STATED TASK:
Extract, from the records beneath this instruction, each line that contains the word "text".

════════════════════

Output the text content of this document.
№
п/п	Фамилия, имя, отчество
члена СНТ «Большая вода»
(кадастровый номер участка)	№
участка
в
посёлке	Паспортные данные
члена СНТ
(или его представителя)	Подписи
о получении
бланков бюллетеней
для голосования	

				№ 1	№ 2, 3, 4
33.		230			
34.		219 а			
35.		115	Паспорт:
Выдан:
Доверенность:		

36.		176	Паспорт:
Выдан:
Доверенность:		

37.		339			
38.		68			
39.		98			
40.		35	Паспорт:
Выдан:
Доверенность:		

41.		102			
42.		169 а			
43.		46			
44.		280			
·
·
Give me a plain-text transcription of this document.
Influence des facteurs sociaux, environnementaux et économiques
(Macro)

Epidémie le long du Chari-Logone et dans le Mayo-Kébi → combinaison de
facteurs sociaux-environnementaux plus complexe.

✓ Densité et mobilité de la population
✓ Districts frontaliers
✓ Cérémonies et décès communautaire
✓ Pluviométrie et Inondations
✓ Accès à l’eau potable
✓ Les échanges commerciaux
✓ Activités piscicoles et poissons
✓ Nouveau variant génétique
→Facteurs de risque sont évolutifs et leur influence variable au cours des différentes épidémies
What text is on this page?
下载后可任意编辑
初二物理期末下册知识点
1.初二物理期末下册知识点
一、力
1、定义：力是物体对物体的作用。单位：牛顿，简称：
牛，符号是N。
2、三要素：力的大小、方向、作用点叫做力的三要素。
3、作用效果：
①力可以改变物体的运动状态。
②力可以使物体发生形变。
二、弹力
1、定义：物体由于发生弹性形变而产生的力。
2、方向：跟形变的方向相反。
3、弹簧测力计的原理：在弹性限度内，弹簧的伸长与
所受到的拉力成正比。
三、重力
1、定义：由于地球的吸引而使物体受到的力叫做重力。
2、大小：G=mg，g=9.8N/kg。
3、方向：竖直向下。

════════════════════

THE ANSWER:
Output the text content of this document.
Give me a plain-text transcription of this document.
What text is on this page?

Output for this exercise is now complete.